>> BEGIN
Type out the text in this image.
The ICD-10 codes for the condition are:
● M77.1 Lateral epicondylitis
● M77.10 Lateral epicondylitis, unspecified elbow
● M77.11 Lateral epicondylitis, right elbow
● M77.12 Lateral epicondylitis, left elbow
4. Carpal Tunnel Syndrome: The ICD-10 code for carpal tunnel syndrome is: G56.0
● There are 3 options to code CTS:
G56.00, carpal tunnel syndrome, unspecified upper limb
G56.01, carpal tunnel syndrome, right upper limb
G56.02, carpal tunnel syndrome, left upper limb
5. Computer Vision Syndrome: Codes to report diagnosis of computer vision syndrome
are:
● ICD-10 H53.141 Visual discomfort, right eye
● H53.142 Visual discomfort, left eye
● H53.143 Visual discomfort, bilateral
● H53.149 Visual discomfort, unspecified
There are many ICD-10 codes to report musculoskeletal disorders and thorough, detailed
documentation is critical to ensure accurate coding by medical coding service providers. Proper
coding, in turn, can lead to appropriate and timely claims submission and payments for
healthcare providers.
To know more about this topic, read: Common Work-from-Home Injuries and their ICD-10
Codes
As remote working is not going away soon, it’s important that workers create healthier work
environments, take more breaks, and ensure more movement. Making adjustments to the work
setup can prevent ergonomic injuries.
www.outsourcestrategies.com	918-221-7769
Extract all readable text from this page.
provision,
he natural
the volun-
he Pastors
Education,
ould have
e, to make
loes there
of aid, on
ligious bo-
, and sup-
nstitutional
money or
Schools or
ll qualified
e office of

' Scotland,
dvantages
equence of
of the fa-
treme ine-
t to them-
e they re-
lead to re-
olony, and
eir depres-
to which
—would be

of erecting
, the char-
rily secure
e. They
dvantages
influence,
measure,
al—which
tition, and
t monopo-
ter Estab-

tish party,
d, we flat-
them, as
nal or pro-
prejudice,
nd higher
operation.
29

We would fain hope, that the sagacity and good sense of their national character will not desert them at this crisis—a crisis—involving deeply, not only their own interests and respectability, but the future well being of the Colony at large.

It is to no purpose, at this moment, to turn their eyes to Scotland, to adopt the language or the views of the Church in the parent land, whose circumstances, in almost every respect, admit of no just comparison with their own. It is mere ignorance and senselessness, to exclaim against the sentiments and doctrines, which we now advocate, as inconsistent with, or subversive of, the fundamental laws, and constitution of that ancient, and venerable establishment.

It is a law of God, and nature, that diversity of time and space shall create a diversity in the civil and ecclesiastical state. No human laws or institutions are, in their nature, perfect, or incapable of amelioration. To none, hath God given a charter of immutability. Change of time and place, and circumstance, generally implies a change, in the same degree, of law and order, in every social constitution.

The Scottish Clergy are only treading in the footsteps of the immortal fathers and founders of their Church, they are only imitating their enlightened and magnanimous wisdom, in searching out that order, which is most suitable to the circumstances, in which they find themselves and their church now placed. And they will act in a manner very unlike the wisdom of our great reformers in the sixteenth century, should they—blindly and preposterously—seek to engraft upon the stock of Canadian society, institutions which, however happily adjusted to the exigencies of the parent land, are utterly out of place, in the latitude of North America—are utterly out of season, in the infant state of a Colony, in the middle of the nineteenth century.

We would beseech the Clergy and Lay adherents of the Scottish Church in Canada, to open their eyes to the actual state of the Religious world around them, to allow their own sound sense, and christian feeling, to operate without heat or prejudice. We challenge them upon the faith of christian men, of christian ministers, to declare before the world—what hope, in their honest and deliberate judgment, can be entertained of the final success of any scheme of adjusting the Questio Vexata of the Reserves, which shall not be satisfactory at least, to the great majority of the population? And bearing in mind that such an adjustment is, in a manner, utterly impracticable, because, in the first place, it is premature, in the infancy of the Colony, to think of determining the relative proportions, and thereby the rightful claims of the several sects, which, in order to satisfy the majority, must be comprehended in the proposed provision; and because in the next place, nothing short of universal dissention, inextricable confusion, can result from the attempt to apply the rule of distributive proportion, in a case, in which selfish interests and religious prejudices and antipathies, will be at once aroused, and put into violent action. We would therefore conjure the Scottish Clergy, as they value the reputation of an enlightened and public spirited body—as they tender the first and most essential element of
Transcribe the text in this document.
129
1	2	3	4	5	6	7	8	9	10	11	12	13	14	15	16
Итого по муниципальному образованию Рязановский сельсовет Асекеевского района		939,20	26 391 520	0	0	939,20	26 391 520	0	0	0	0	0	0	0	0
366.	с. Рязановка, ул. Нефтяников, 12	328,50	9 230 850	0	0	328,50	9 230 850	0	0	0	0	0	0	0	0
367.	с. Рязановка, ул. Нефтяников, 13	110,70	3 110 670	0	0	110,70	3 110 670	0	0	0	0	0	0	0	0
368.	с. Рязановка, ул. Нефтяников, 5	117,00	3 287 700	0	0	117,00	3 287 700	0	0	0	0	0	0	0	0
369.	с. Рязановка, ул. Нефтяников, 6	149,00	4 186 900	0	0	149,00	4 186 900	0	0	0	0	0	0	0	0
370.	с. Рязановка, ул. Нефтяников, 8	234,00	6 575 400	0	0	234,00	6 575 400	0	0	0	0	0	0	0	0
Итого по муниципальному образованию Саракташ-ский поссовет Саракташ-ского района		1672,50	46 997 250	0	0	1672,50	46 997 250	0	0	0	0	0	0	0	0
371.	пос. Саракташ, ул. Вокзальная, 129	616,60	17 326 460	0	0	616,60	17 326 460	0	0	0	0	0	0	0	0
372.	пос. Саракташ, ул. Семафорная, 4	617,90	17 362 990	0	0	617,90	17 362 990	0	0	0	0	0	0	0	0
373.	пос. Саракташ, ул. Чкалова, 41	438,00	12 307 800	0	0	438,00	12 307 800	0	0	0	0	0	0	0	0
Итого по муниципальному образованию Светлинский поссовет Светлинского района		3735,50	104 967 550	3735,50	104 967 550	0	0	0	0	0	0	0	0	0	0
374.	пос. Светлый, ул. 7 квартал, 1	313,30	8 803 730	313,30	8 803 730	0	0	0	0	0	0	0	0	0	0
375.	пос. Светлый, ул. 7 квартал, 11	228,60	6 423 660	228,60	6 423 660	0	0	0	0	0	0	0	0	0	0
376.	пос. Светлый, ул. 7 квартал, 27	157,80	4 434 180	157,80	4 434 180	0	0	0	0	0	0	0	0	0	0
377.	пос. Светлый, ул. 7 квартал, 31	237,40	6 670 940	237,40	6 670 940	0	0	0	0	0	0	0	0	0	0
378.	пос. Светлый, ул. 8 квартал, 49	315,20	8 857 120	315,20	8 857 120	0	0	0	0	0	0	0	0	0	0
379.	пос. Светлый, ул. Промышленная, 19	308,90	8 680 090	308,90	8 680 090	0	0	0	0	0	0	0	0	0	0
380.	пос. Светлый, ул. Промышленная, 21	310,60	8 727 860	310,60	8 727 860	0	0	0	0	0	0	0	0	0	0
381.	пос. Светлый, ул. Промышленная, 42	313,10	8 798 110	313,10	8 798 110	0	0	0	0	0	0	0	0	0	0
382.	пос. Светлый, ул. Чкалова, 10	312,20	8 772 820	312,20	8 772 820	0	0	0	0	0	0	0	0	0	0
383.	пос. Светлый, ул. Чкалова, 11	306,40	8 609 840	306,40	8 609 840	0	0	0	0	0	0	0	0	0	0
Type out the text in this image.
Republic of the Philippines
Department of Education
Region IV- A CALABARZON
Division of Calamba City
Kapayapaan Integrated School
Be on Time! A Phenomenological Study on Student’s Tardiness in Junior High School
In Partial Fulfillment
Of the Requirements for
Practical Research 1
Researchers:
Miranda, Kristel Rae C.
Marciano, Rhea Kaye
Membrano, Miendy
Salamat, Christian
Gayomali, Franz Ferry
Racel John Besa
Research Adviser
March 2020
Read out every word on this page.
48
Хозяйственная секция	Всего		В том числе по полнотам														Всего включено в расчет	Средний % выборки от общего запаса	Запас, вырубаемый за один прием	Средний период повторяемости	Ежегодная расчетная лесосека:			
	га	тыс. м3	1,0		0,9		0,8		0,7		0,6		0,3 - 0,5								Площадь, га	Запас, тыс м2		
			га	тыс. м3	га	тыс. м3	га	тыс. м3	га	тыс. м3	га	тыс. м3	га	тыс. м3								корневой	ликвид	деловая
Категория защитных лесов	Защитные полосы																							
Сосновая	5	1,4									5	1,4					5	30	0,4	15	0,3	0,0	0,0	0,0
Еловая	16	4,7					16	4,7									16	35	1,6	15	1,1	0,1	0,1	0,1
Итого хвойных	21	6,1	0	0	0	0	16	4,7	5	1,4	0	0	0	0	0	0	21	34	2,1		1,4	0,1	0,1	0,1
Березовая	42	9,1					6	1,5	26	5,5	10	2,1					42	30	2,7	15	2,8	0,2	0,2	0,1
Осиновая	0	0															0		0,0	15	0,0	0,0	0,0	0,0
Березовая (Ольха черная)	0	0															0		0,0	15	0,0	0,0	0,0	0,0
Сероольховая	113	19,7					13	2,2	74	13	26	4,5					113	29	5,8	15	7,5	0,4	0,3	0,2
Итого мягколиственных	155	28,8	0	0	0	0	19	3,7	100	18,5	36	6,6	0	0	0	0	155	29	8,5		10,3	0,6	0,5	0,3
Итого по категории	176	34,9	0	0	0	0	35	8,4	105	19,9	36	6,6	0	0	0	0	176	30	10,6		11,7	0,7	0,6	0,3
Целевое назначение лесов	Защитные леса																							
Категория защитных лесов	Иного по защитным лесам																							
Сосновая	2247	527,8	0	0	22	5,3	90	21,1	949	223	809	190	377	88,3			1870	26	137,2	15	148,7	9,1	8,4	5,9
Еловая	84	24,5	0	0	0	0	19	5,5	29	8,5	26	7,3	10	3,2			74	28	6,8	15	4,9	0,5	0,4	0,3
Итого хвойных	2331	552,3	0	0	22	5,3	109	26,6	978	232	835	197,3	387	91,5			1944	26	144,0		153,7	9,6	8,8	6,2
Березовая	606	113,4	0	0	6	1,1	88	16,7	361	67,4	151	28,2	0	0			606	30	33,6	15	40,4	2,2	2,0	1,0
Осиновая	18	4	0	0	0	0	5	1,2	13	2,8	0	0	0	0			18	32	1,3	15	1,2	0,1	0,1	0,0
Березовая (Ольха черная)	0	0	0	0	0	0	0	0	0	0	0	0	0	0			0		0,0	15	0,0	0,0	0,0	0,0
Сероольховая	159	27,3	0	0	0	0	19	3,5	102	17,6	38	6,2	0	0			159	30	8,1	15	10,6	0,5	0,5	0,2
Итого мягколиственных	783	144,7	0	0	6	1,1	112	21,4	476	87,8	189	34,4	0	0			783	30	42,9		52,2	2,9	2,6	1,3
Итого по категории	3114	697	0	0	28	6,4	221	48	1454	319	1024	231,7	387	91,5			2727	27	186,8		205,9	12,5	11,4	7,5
>> END
WHAT NEEDS TO BE DONE
Report only how many lines in the listing contain the string "Категория".

RESPONSE
2